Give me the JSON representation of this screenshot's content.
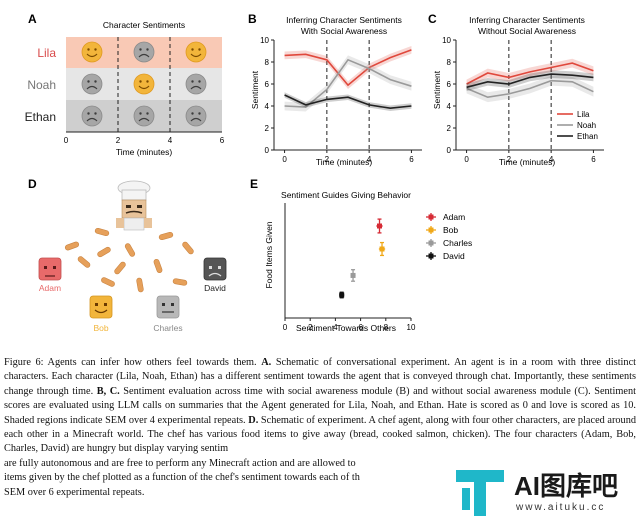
{
  "panels": {
    "a": {
      "letter": "A",
      "title": "Character Sentiments",
      "xlabel": "Time (minutes)",
      "xticks": [
        "0",
        "2",
        "4",
        "6"
      ],
      "rows": [
        {
          "name": "Lila",
          "color": "#d94c4c",
          "bg": "#f9c9b5",
          "faces": [
            "happy",
            "sad",
            "happy"
          ]
        },
        {
          "name": "Noah",
          "color": "#777777",
          "bg": "#e6e6e6",
          "faces": [
            "sad",
            "happy",
            "sad"
          ]
        },
        {
          "name": "Ethan",
          "color": "#222222",
          "bg": "#cfcfcf",
          "faces": [
            "sad",
            "sad",
            "sad"
          ]
        }
      ]
    },
    "b": {
      "letter": "B",
      "title1": "Inferring Character Sentiments",
      "title2": "With Social Awareness",
      "xlabel": "Time (minutes)",
      "ylabel": "Sentiment"
    },
    "c": {
      "letter": "C",
      "title1": "Inferring Character Sentiments",
      "title2": "Without Social Awareness",
      "xlabel": "Time (minutes)",
      "ylabel": "Sentiment"
    },
    "d": {
      "letter": "D",
      "characters": [
        {
          "name": "Adam",
          "color": "#e86a6a",
          "label_color": "#e86a6a"
        },
        {
          "name": "Bob",
          "color": "#f2b53b",
          "label_color": "#f2b53b"
        },
        {
          "name": "Charles",
          "color": "#b8b8b8",
          "label_color": "#888888"
        },
        {
          "name": "David",
          "color": "#555555",
          "label_color": "#222222"
        }
      ]
    },
    "e": {
      "letter": "E",
      "title": "Sentiment Guides Giving Behavior",
      "xlabel": "Sentiment Towards Others",
      "ylabel": "Food Items Given"
    }
  },
  "chart_data": [
    {
      "type": "line",
      "panel": "B",
      "x": [
        0,
        1,
        2,
        3,
        4,
        5,
        6
      ],
      "xlim": [
        -0.5,
        6.5
      ],
      "ylim": [
        0,
        10
      ],
      "xticks": [
        0,
        2,
        4,
        6
      ],
      "yticks": [
        0,
        2,
        4,
        6,
        8,
        10
      ],
      "vlines": [
        2,
        4
      ],
      "series": [
        {
          "name": "Lila",
          "color": "#e0483c",
          "values": [
            8.6,
            8.7,
            8.2,
            5.9,
            7.5,
            8.4,
            9.1
          ],
          "sem": 0.35
        },
        {
          "name": "Noah",
          "color": "#9a9a9a",
          "values": [
            4.0,
            3.9,
            5.5,
            8.2,
            7.4,
            6.4,
            5.8
          ],
          "sem": 0.4
        },
        {
          "name": "Ethan",
          "color": "#222222",
          "values": [
            5.0,
            4.1,
            4.6,
            4.8,
            4.1,
            3.8,
            4.0
          ],
          "sem": 0.25
        }
      ]
    },
    {
      "type": "line",
      "panel": "C",
      "x": [
        0,
        1,
        2,
        3,
        4,
        5,
        6
      ],
      "xlim": [
        -0.5,
        6.5
      ],
      "ylim": [
        0,
        10
      ],
      "xticks": [
        0,
        2,
        4,
        6
      ],
      "yticks": [
        0,
        2,
        4,
        6,
        8,
        10
      ],
      "vlines": [
        2,
        4
      ],
      "legend": "bottom-right",
      "series": [
        {
          "name": "Lila",
          "color": "#e0483c",
          "values": [
            6.0,
            7.0,
            6.6,
            7.1,
            7.5,
            7.9,
            7.2
          ],
          "sem": 0.4
        },
        {
          "name": "Noah",
          "color": "#9a9a9a",
          "values": [
            5.6,
            4.8,
            5.1,
            5.6,
            6.3,
            6.2,
            5.3
          ],
          "sem": 0.45
        },
        {
          "name": "Ethan",
          "color": "#222222",
          "values": [
            5.7,
            6.2,
            6.0,
            6.6,
            6.9,
            6.8,
            6.6
          ],
          "sem": 0.35
        }
      ]
    },
    {
      "type": "scatter",
      "panel": "E",
      "xlim": [
        0,
        10
      ],
      "ylim": [
        0,
        5
      ],
      "xticks": [
        0,
        2,
        4,
        6,
        8,
        10
      ],
      "yticks": [],
      "legend": "top-right",
      "series": [
        {
          "name": "Adam",
          "color": "#d62b35",
          "x": 7.5,
          "y": 4.0,
          "xerr": 0.25,
          "yerr": 0.3
        },
        {
          "name": "Bob",
          "color": "#f0a818",
          "x": 7.7,
          "y": 3.0,
          "xerr": 0.25,
          "yerr": 0.28
        },
        {
          "name": "Charles",
          "color": "#9a9a9a",
          "x": 5.4,
          "y": 1.85,
          "xerr": 0.2,
          "yerr": 0.25
        },
        {
          "name": "David",
          "color": "#111111",
          "x": 4.5,
          "y": 1.0,
          "xerr": 0.2,
          "yerr": 0.12
        }
      ]
    }
  ],
  "caption": {
    "s1": "Figure 6: Agents can infer how others feel towards them. ",
    "a": "A.",
    "s2": " Schematic of conversational experiment. An agent is in a room with three distinct characters. Each character (Lila, Noah, Ethan) has a different sentiment towards the agent that is conveyed through chat. Importantly, these sentiments change through time. ",
    "bc": "B, C.",
    "s3": " Sentiment evaluation across time with social awareness module (B) and without social awareness module (C). Sentiment scores are evaluated using LLM calls on summaries that the Agent generated for Lila, Noah, and Ethan. Hate is scored as 0 and love is scored as 10. Shaded regions indicate SEM over 4 experimental repeats. ",
    "d": "D.",
    "s4": " Schematic of experiment. A chef agent, along with four other characters, are placed around each other in a Minecraft world. The chef has various food items to give away (bread, cooked salmon, chicken). The four characters (Adam, Bob, Charles, David) are hungry but display varying sentim",
    "s5": "are fully autonomous and are free to perform any Minecraft action and are allowed to",
    "s6": "items given by the chef plotted as a function of the chef's sentiment towards each of th",
    "s7": "SEM over 6 experimental repeats."
  },
  "watermark": {
    "text": "AI图库吧",
    "url": "www.aituku.cc"
  }
}
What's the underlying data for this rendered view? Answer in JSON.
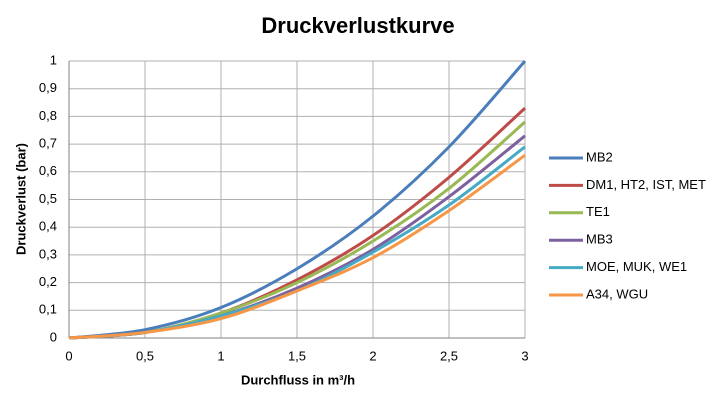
{
  "chart_data": {
    "type": "line",
    "title": "Druckverlustkurve",
    "x_label": "Durchfluss in m³/h",
    "y_label": "Druckverlust (bar)",
    "x": [
      0,
      0.5,
      1,
      1.5,
      2,
      2.5,
      3
    ],
    "series": [
      {
        "name": "MB2",
        "color": "#4a7ebb",
        "values": [
          0,
          0.03,
          0.11,
          0.25,
          0.44,
          0.69,
          1.0
        ]
      },
      {
        "name": "DM1, HT2, IST, MET",
        "color": "#be4b48",
        "values": [
          0,
          0.02,
          0.09,
          0.21,
          0.37,
          0.58,
          0.83
        ]
      },
      {
        "name": "TE1",
        "color": "#98b954",
        "values": [
          0,
          0.02,
          0.09,
          0.2,
          0.35,
          0.54,
          0.78
        ]
      },
      {
        "name": "MB3",
        "color": "#7d60a0",
        "values": [
          0,
          0.02,
          0.08,
          0.18,
          0.32,
          0.51,
          0.73
        ]
      },
      {
        "name": "MOE, MUK, WE1",
        "color": "#46aac5",
        "values": [
          0,
          0.02,
          0.08,
          0.17,
          0.31,
          0.48,
          0.69
        ]
      },
      {
        "name": "A34, WGU",
        "color": "#f79646",
        "values": [
          0,
          0.02,
          0.07,
          0.17,
          0.29,
          0.46,
          0.66
        ]
      }
    ],
    "xlim": [
      0,
      3
    ],
    "xticks": [
      0,
      {
        "value": 0.5,
        "label": "0,5"
      },
      1,
      {
        "value": 1.5,
        "label": "1,5"
      },
      2,
      {
        "value": 2.5,
        "label": "2,5"
      },
      3
    ],
    "ylim": [
      0,
      1
    ],
    "yticks": [
      0,
      {
        "value": 0.1,
        "label": "0,1"
      },
      {
        "value": 0.2,
        "label": "0,2"
      },
      {
        "value": 0.3,
        "label": "0,3"
      },
      {
        "value": 0.4,
        "label": "0,4"
      },
      {
        "value": 0.5,
        "label": "0,5"
      },
      {
        "value": 0.6,
        "label": "0,6"
      },
      {
        "value": 0.7,
        "label": "0,7"
      },
      {
        "value": 0.8,
        "label": "0,8"
      },
      {
        "value": 0.9,
        "label": "0,9"
      },
      1
    ],
    "grid": true,
    "legend": "right"
  }
}
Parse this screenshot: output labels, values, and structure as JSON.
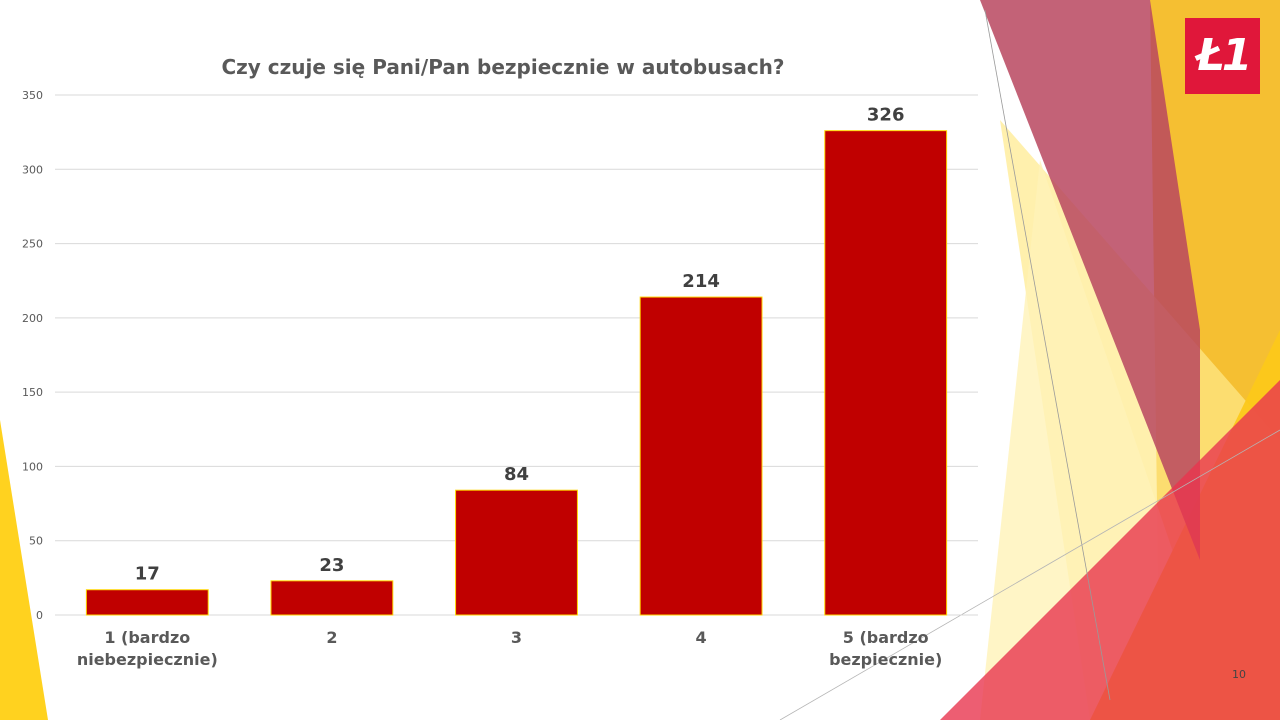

What to work on:
Using the listing, copy every line where the word "experimental" shows up.

Full response:
    "s3": " Sentiment evaluation across time with social awareness module (B) and without social awareness module (C). Sentiment scores are evaluated using LLM calls on summaries that the Agent generated for Lila, Noah, and Ethan. Hate is scored as 0 and love is scored as 10. Shaded regions indicate SEM over 4 experimental repeats. ",
    "s7": "SEM over 6 experimental repeats."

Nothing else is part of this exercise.